Locate each line containing the string "What" and copy it out.

(Figure record extracts)
——
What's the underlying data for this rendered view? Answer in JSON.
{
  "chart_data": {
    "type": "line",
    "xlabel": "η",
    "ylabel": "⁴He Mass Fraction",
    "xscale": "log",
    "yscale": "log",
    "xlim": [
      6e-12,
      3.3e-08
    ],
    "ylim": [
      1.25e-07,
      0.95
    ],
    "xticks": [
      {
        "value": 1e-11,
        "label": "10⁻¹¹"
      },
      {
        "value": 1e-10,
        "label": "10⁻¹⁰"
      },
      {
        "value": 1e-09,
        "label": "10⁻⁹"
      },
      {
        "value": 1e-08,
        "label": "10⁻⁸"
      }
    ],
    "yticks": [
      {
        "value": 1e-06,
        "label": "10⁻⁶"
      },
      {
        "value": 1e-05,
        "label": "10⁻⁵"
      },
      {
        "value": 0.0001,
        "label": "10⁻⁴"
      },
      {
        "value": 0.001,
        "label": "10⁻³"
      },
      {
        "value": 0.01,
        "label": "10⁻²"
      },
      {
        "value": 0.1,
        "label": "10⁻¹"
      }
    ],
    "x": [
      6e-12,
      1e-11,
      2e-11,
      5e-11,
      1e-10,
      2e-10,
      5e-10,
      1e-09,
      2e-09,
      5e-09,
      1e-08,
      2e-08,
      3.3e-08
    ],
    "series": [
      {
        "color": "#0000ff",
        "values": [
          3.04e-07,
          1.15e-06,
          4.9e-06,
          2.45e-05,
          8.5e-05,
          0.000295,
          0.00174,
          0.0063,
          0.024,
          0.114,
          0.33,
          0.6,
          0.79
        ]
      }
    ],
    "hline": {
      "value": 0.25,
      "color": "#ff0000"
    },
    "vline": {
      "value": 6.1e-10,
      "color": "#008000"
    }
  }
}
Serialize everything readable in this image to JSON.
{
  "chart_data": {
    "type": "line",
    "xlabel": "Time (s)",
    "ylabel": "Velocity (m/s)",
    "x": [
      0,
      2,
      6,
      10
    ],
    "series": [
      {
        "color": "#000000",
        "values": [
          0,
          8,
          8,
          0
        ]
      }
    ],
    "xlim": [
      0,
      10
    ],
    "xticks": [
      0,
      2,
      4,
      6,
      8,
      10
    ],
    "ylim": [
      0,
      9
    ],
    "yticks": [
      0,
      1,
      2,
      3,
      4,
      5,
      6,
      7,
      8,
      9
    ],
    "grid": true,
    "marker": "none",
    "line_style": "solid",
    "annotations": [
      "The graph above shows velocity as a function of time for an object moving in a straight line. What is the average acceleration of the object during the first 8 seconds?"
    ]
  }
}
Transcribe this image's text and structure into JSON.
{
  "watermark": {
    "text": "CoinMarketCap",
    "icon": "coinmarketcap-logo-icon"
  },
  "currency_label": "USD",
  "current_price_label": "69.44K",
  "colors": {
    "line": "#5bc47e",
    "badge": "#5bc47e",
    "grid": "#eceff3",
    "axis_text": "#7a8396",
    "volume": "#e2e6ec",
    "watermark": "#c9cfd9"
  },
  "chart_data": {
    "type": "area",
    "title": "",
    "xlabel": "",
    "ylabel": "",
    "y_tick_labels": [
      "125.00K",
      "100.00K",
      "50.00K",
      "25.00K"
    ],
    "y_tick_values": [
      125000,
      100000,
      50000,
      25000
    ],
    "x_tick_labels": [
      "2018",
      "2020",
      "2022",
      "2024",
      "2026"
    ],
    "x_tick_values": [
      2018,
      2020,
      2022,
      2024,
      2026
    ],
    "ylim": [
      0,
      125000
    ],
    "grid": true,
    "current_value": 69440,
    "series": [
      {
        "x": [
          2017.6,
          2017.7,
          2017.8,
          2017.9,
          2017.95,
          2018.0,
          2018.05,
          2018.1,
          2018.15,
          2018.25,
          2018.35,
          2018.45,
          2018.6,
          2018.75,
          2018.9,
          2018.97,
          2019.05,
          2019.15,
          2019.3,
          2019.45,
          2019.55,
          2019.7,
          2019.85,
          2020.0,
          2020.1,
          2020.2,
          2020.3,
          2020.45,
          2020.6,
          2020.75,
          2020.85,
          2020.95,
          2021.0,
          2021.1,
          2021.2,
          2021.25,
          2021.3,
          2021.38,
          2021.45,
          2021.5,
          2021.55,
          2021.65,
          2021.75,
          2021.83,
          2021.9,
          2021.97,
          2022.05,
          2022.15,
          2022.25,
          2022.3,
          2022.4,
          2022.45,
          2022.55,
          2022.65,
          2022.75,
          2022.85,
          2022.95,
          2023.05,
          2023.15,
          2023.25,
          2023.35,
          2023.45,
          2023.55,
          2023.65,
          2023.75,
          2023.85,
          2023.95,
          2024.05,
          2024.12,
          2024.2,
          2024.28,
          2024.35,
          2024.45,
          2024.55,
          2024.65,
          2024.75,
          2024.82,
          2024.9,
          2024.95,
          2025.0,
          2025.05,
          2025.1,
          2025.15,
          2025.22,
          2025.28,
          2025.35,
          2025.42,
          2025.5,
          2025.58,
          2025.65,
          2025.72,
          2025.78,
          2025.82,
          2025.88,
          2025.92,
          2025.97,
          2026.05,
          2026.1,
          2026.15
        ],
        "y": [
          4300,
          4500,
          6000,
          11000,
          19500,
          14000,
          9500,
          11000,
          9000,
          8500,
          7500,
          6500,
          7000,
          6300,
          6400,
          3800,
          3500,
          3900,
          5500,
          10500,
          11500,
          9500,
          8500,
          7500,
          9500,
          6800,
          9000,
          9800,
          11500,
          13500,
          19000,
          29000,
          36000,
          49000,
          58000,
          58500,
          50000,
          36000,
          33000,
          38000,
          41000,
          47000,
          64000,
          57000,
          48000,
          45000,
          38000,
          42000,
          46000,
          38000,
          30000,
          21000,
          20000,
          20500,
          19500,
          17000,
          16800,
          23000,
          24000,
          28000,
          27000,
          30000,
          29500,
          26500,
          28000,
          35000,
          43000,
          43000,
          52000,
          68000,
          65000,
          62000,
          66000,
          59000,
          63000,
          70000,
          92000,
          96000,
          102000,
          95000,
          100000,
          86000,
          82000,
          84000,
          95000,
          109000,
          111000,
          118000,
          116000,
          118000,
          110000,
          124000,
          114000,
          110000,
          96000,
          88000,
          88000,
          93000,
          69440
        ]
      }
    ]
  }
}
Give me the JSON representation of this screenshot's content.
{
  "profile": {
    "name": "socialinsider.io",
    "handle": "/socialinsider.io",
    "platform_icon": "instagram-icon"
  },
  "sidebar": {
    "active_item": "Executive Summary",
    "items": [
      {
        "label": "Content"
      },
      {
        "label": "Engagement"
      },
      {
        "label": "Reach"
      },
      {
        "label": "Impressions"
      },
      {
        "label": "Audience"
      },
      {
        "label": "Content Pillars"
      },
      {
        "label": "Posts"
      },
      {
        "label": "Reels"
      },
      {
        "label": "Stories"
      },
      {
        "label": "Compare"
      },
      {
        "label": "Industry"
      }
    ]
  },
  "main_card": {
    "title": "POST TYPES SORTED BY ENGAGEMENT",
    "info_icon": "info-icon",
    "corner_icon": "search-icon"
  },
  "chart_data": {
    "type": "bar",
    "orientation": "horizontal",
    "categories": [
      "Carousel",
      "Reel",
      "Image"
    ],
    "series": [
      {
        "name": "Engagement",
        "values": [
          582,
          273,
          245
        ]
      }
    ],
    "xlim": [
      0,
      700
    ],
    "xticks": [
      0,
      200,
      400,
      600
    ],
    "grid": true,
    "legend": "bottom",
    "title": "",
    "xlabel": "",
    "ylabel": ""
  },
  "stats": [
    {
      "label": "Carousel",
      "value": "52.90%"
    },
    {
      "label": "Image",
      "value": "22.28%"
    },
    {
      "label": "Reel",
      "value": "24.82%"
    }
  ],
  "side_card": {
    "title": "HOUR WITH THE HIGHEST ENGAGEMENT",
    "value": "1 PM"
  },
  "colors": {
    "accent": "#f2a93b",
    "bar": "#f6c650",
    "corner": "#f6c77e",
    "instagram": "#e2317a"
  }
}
——
Answer for this exercise:
What's the underlying data for this rendered view? Answer in JSON.
      "The graph above shows velocity as a function of time for an object moving in a straight line. What is the average acceleration of the object during the first 8 seconds?"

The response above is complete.